Copy out the entries exactly, from the first line to the last.

+ + + + + + +

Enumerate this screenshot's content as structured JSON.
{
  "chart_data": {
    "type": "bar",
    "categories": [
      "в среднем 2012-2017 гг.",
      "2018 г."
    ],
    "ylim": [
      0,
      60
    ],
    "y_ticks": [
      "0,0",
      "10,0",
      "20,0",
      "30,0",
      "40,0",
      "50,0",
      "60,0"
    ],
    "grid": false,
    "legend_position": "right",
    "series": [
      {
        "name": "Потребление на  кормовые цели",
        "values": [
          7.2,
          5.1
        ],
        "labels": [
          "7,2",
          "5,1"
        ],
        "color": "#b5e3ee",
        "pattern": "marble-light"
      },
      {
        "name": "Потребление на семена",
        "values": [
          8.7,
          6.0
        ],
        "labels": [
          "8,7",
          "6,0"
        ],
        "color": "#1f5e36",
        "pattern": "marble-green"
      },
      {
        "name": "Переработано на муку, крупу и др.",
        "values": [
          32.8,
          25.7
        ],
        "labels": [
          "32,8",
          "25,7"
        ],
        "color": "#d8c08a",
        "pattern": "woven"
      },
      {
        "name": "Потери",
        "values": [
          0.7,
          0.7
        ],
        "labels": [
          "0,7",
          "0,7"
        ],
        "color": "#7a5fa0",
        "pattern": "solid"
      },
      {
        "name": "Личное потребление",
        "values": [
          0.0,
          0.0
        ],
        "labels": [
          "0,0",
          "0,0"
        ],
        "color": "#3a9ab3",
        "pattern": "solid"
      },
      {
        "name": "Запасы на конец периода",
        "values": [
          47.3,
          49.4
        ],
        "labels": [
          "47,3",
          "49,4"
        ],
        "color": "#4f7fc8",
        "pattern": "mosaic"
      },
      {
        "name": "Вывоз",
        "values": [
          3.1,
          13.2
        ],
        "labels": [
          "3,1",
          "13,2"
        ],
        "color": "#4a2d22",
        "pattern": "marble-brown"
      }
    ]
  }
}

+ + + + + + +

:: Worked answer ::
Enumerate this screenshot's content as structured JSON.
{
  "chart_data": {
    "type": "bar",
    "categories": [
      "в среднем 2012-2017 гг.",
      "2018 г."
    ],
    "ylim": [
      0,
      60
    ],
    "y_ticks": [
      "0,0",
      "10,0",
      "20,0",
      "30,0",
      "40,0",
      "50,0",
      "60,0"
    ],
    "grid": false,
    "legend_position": "right",
    "series": [
      {
        "name": "Потребление на  кормовые цели",
        "values": [
          7.2,
          5.1
        ],
        "labels": [
          "7,2",
          "5,1"
        ],
        "color": "#b5e3ee",
        "pattern": "marble-light"
      },
      {
        "name": "Потребление на семена",
        "values": [
          8.7,
          6.0
        ],
        "labels": [
          "8,7",
          "6,0"
        ],
        "color": "#1f5e36",
        "pattern": "marble-green"
      },
      {
        "name": "Переработано на муку, крупу и др.",
        "values": [
          32.8,
          25.7
        ],
        "labels": [
          "32,8",
          "25,7"
        ],
        "color": "#d8c08a",
        "pattern": "woven"
      },
      {
        "name": "Потери",
        "values": [
          0.7,
          0.7
        ],
        "labels": [
          "0,7",
          "0,7"
        ],
        "color": "#7a5fa0",
        "pattern": "solid"
      },
      {
        "name": "Личное потребление",
        "values": [
          0.0,
          0.0
        ],
        "labels": [
          "0,0",
          "0,0"
        ],
        "color": "#3a9ab3",
        "pattern": "solid"
      },
      {
        "name": "Запасы на конец периода",
        "values": [
          47.3,
          49.4
        ],
        "labels": [
          "47,3",
          "49,4"
        ],
        "color": "#4f7fc8",
        "pattern": "mosaic"
      },
      {
        "name": "Вывоз",
        "values": [
          3.1,
          13.2
        ],
        "labels": [
          "3,1",
          "13,2"
        ],
        "color": "#4a2d22",
        "pattern": "marble-brown"
      }
    ]
  }
}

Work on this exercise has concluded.